#### Directions for this task
Keep only those lines of the records that include the string "suppression".

Data tied to figure images

□ □ □ □

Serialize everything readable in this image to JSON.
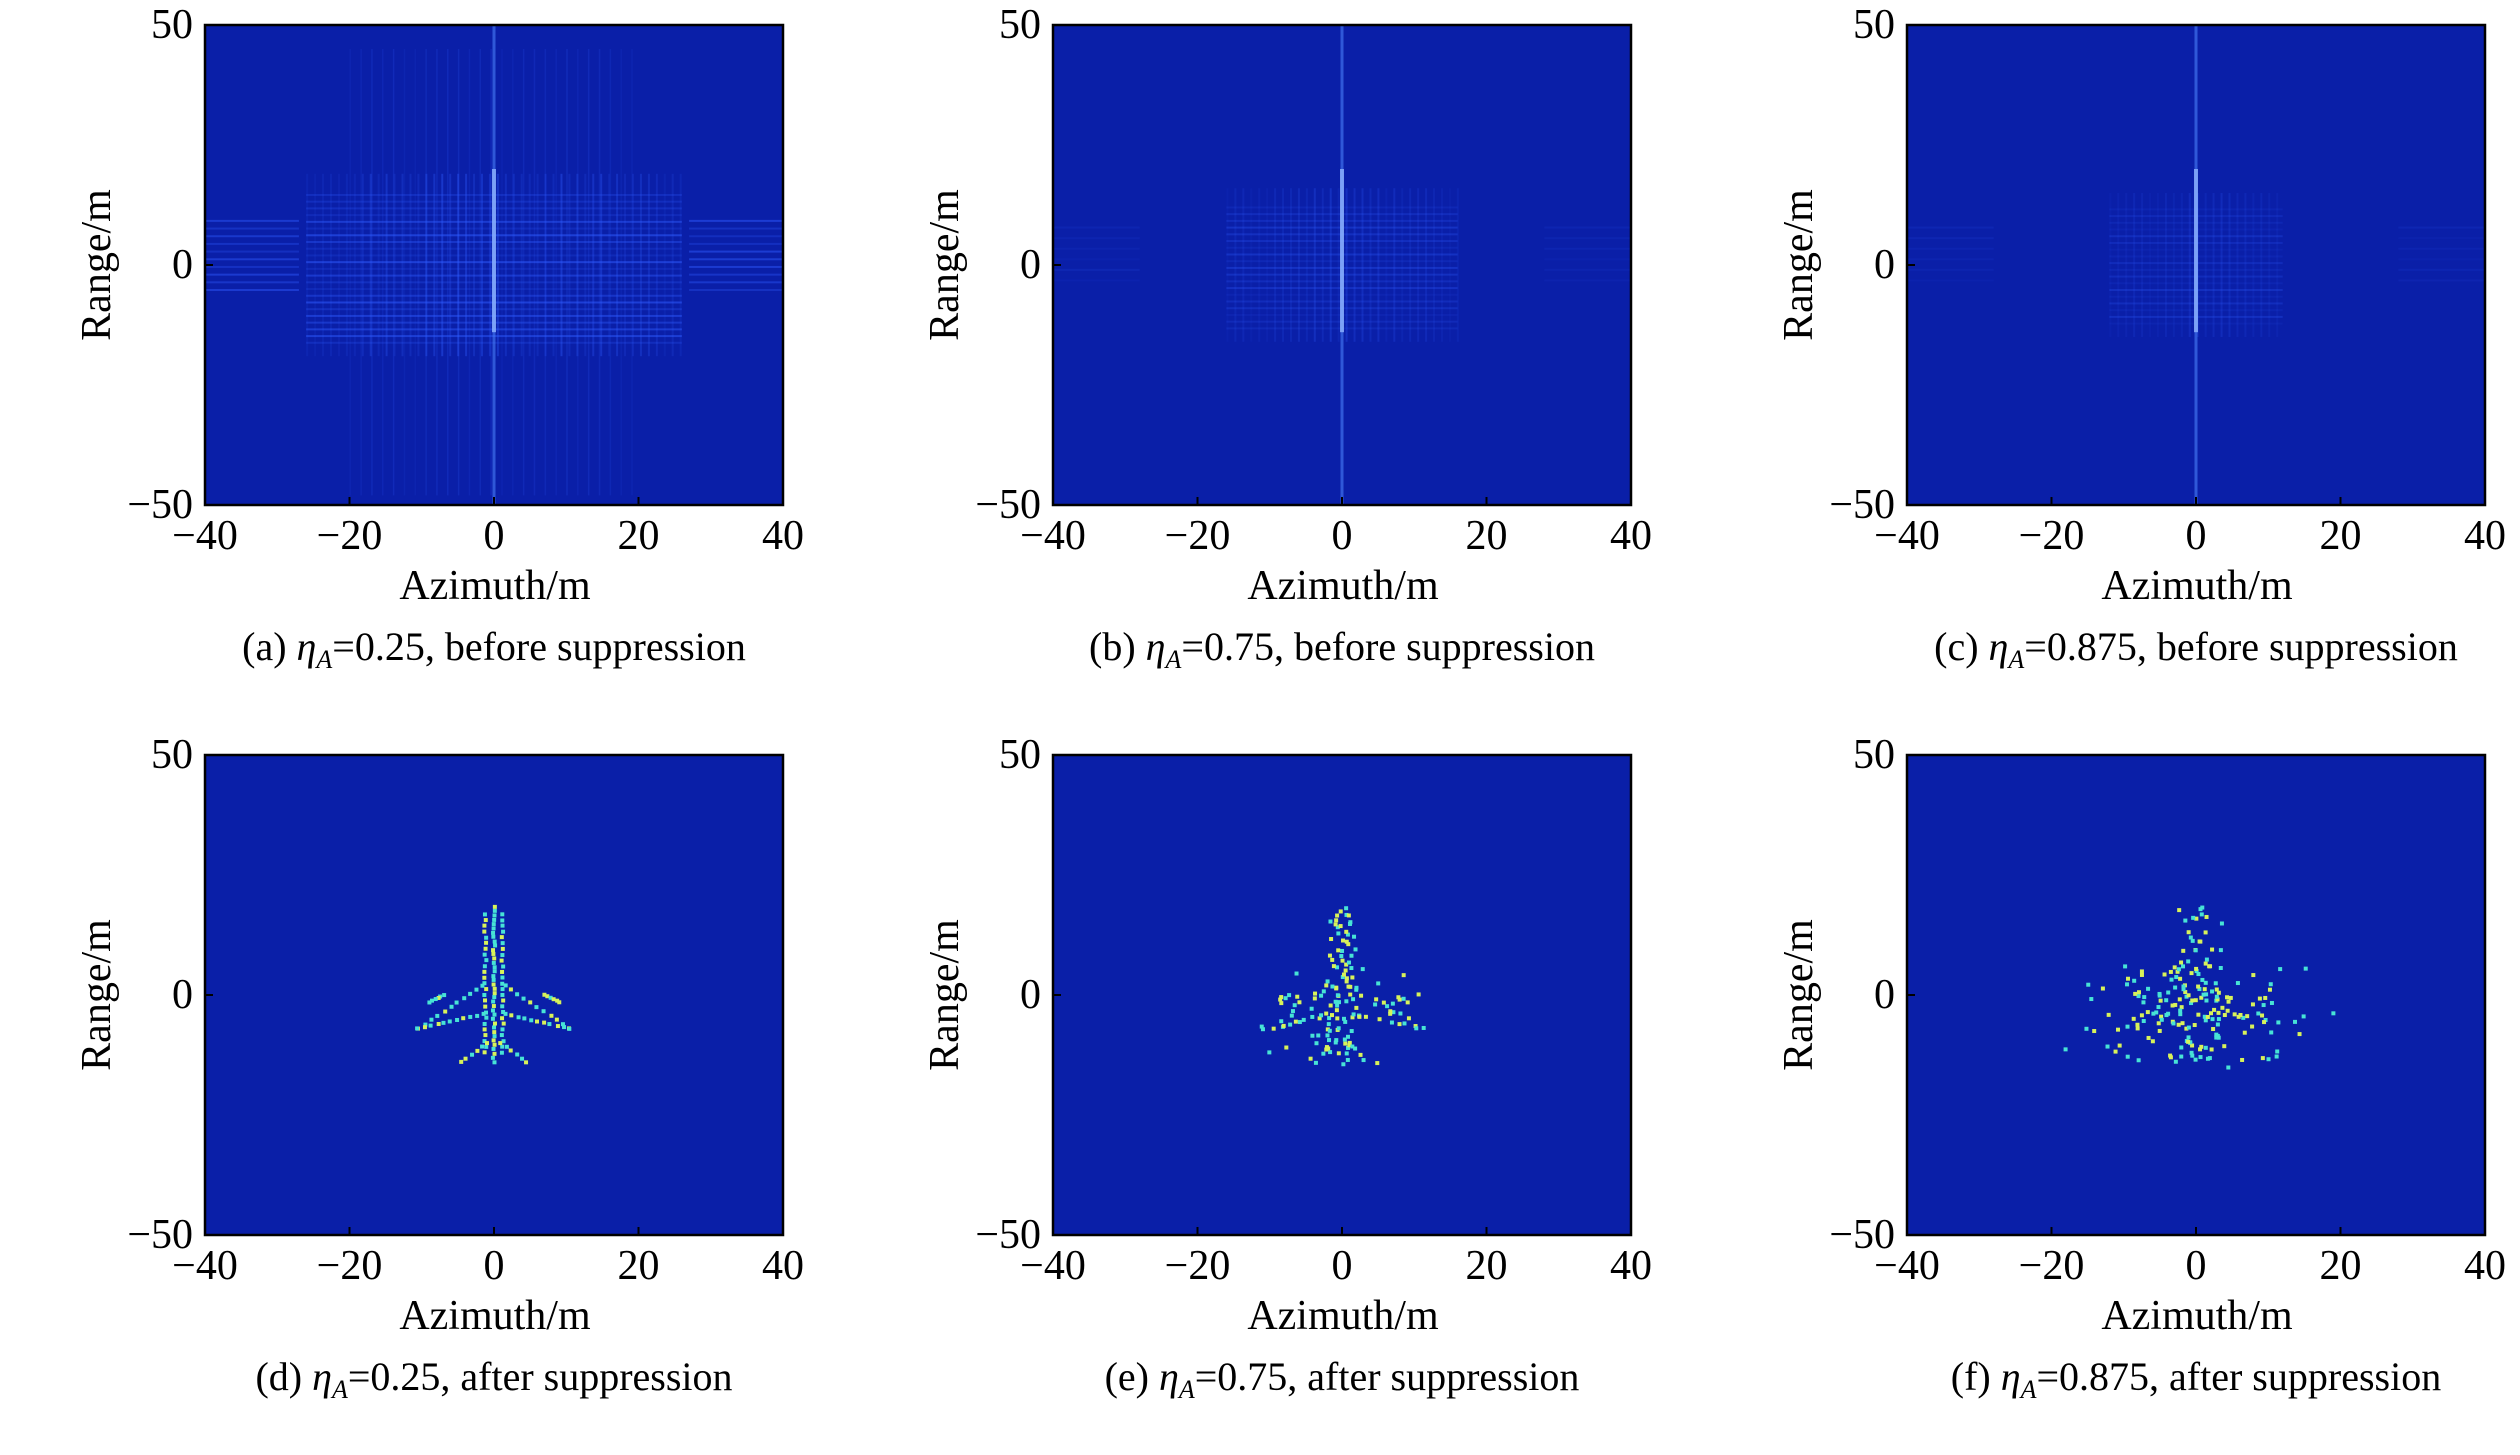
{
  "colors": {
    "background": "#0a1fa8",
    "sidelobe_light": "#2f5cff",
    "sidelobe_strong": "#4f86ff",
    "scatter_cyan": "#47e3d6",
    "scatter_yellow": "#d8f25a",
    "axis": "#000000"
  },
  "chart_data": [
    {
      "id": "a",
      "type": "heatmap",
      "stage": "before",
      "xlabel": "Azimuth/m",
      "ylabel": "Range/m",
      "xlim": [
        -40,
        40
      ],
      "ylim": [
        -50,
        50
      ],
      "xticks": [
        "−40",
        "−20",
        "0",
        "20",
        "40"
      ],
      "yticks": [
        "50",
        "0",
        "−50"
      ],
      "caption": {
        "prefix": "(a) ",
        "symbol": "η",
        "subscript": "A",
        "text": "=0.25, before suppression"
      },
      "eta_A": 0.25
    },
    {
      "id": "b",
      "type": "heatmap",
      "stage": "before",
      "xlabel": "Azimuth/m",
      "ylabel": "Range/m",
      "xlim": [
        -40,
        40
      ],
      "ylim": [
        -50,
        50
      ],
      "xticks": [
        "−40",
        "−20",
        "0",
        "20",
        "40"
      ],
      "yticks": [
        "50",
        "0",
        "−50"
      ],
      "caption": {
        "prefix": "(b) ",
        "symbol": "η",
        "subscript": "A",
        "text": "=0.75, before suppression"
      },
      "eta_A": 0.75
    },
    {
      "id": "c",
      "type": "heatmap",
      "stage": "before",
      "xlabel": "Azimuth/m",
      "ylabel": "Range/m",
      "xlim": [
        -40,
        40
      ],
      "ylim": [
        -50,
        50
      ],
      "xticks": [
        "−40",
        "−20",
        "0",
        "20",
        "40"
      ],
      "yticks": [
        "50",
        "0",
        "−50"
      ],
      "caption": {
        "prefix": "(c) ",
        "symbol": "η",
        "subscript": "A",
        "text": "=0.875, before suppression"
      },
      "eta_A": 0.875
    },
    {
      "id": "d",
      "type": "heatmap",
      "stage": "after",
      "xlabel": "Azimuth/m",
      "ylabel": "Range/m",
      "xlim": [
        -40,
        40
      ],
      "ylim": [
        -50,
        50
      ],
      "xticks": [
        "−40",
        "−20",
        "0",
        "20",
        "40"
      ],
      "yticks": [
        "50",
        "0",
        "−50"
      ],
      "caption": {
        "prefix": "(d) ",
        "symbol": "η",
        "subscript": "A",
        "text": "=0.25, after suppression"
      },
      "eta_A": 0.25
    },
    {
      "id": "e",
      "type": "heatmap",
      "stage": "after",
      "xlabel": "Azimuth/m",
      "ylabel": "Range/m",
      "xlim": [
        -40,
        40
      ],
      "ylim": [
        -50,
        50
      ],
      "xticks": [
        "−40",
        "−20",
        "0",
        "20",
        "40"
      ],
      "yticks": [
        "50",
        "0",
        "−50"
      ],
      "caption": {
        "prefix": "(e) ",
        "symbol": "η",
        "subscript": "A",
        "text": "=0.75, after suppression"
      },
      "eta_A": 0.75
    },
    {
      "id": "f",
      "type": "heatmap",
      "stage": "after",
      "xlabel": "Azimuth/m",
      "ylabel": "Range/m",
      "xlim": [
        -40,
        40
      ],
      "ylim": [
        -50,
        50
      ],
      "xticks": [
        "−40",
        "−20",
        "0",
        "20",
        "40"
      ],
      "yticks": [
        "50",
        "0",
        "−50"
      ],
      "caption": {
        "prefix": "(f) ",
        "symbol": "η",
        "subscript": "A",
        "text": "=0.875, after suppression"
      },
      "eta_A": 0.875
    }
  ]
}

□ □ □ □

#### Task response
        "text": "=0.25, before suppression"
        "text": "=0.75, before suppression"
        "text": "=0.875, before suppression"
        "text": "=0.25, after suppression"
        "text": "=0.75, after suppression"
        "text": "=0.875, after suppression"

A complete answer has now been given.